* Cosa fare
Conta quante righe dei dati qui sotto contengono la parola "minus" e scrivi soltanto il numero.

|---|

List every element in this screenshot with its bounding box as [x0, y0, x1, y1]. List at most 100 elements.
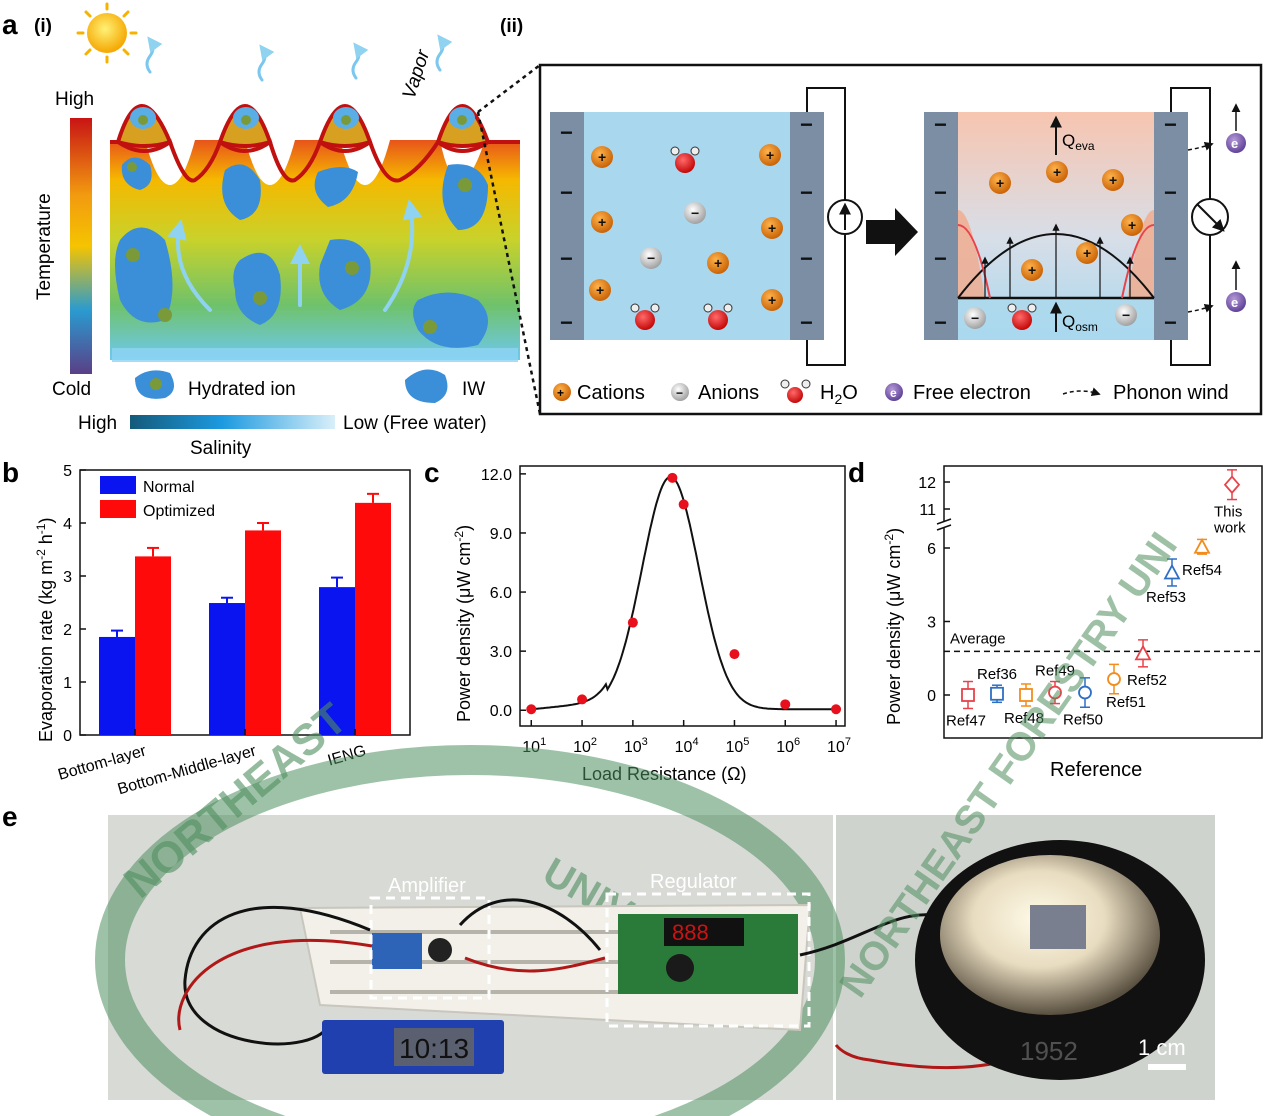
chart-b-ytick-label: 0: [63, 728, 72, 745]
marker-circle: [1048, 685, 1062, 700]
chart-b-ytick-label: 2: [63, 622, 72, 639]
chart-c-xtick-label: 105: [725, 736, 749, 756]
plus-sign: +: [1109, 172, 1117, 188]
phonon-wind-icon: [1062, 387, 1101, 396]
data-point: [729, 649, 740, 660]
minus-sign: −: [934, 310, 947, 335]
minus-sign: −: [560, 180, 573, 205]
salinity-low-label: Low (Free water): [343, 413, 487, 434]
electron-symbol: e: [1231, 136, 1238, 151]
cation-icon: [553, 383, 571, 401]
legend-anions: Anions: [698, 382, 759, 404]
chart-c-frame: [519, 465, 846, 727]
data-point: [678, 499, 689, 510]
data-point: [627, 617, 638, 628]
plus-sign: +: [598, 214, 606, 230]
marker-square: [961, 688, 975, 702]
bar-optimized-2: [355, 502, 391, 735]
bar-optimized-1: [245, 530, 281, 735]
salinity-high-label: High: [78, 413, 117, 434]
electron-symbol: e: [1231, 295, 1238, 310]
iw-label: IW: [462, 379, 485, 400]
free-electron-icon: [1226, 292, 1246, 312]
chart-c-ytick-label: 6.0: [490, 585, 512, 602]
data-point: [831, 704, 842, 715]
chart-c-ytick-label: 9.0: [490, 526, 512, 543]
point-label-this-work-1: This: [1214, 504, 1242, 521]
legend-swatch-normal: [100, 476, 136, 494]
axis-break-gap: [941, 521, 949, 528]
point-label: Ref51: [1106, 694, 1146, 711]
anion-icon: [1115, 304, 1137, 326]
chart-c-xtick-label: 106: [776, 736, 800, 756]
chart-c-xtick-label: 104: [675, 736, 699, 756]
cation-icon: [761, 289, 783, 311]
plus-sign: +: [598, 149, 606, 165]
point-label: Ref36: [977, 666, 1017, 683]
minus-sign: −: [1122, 307, 1130, 323]
chart-d-ytick-label: 12: [918, 475, 936, 492]
data-point: [577, 694, 588, 705]
cation-icon: [761, 217, 783, 239]
free-electron-icon: [1226, 133, 1246, 153]
chart-c-xtick-label: 102: [573, 736, 597, 756]
right-electrode-2: [1154, 112, 1188, 340]
vapor-icon: [145, 34, 453, 82]
minus-sign: −: [676, 386, 683, 400]
data-point: [667, 472, 678, 483]
minus-sign: −: [560, 120, 573, 145]
plus-sign: +: [768, 220, 776, 236]
amplifier-box: [369, 896, 491, 1000]
minus-sign: −: [934, 246, 947, 271]
anion-icon: [671, 383, 689, 401]
panel-label-a: a: [2, 9, 18, 40]
cation-icon: [1121, 214, 1143, 236]
legend-cations: Cations: [577, 382, 645, 404]
water-molecule-icon: [635, 310, 655, 330]
marker-circle: [1107, 672, 1121, 686]
legend-normal: Normal: [143, 479, 195, 496]
panel-label-a-ii: (ii): [500, 16, 523, 37]
plus-sign: +: [1083, 245, 1091, 261]
minus-sign: −: [1164, 112, 1177, 137]
scale-bar-label: 1 cm: [1138, 1035, 1186, 1060]
minus-sign: −: [934, 112, 947, 137]
amplifier-module: [372, 933, 422, 969]
plus-sign: +: [1028, 262, 1036, 278]
cation-icon: [1102, 169, 1124, 191]
minus-sign: −: [647, 250, 655, 266]
chart-c-power-vs-resistance: Power density (μW cm-2) Load Resistance …: [452, 465, 851, 784]
ion-particles: + + + + + + + + + + + + + − − − −: [589, 144, 1143, 330]
average-label: Average: [950, 630, 1006, 647]
vapor-label: Vapor: [399, 47, 435, 102]
chart-d-ytick-label: 0: [927, 688, 936, 705]
water-molecule-icon: [1012, 310, 1032, 330]
point-label-this-work-2: work: [1213, 520, 1246, 537]
panel-label-a-i: (i): [34, 16, 52, 37]
cation-icon: [591, 211, 613, 233]
marker-square: [1019, 688, 1033, 702]
chart-c-ytick-label: 12.0: [481, 467, 512, 484]
data-point: [780, 699, 791, 710]
device-chip: [1030, 905, 1086, 949]
anion-icon: [684, 202, 706, 224]
water-molecule-icon: [675, 153, 695, 173]
plus-sign: +: [768, 292, 776, 308]
point-label: Ref54: [1182, 562, 1222, 579]
legend-swatch-optimized: [100, 500, 136, 518]
fit-curve: [531, 475, 837, 711]
cation-icon: [1046, 161, 1068, 183]
legend-free-electron: Free electron: [913, 382, 1031, 404]
panel-a-i: Vapor High Temperature Cold: [34, 2, 520, 459]
chart-d-xlabel: Reference: [1050, 759, 1142, 781]
electron-symbol: e: [890, 386, 897, 400]
bar-normal-2: [319, 587, 355, 735]
chart-b-ytick-label: 4: [63, 516, 72, 533]
point-label: Ref47: [946, 712, 986, 729]
minus-sign: −: [691, 205, 699, 221]
plus-sign: +: [714, 255, 722, 271]
plus-sign: +: [596, 282, 604, 298]
cation-icon: [591, 146, 613, 168]
axis-break-mark: [936, 524, 952, 531]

|---|

* Soluzione
10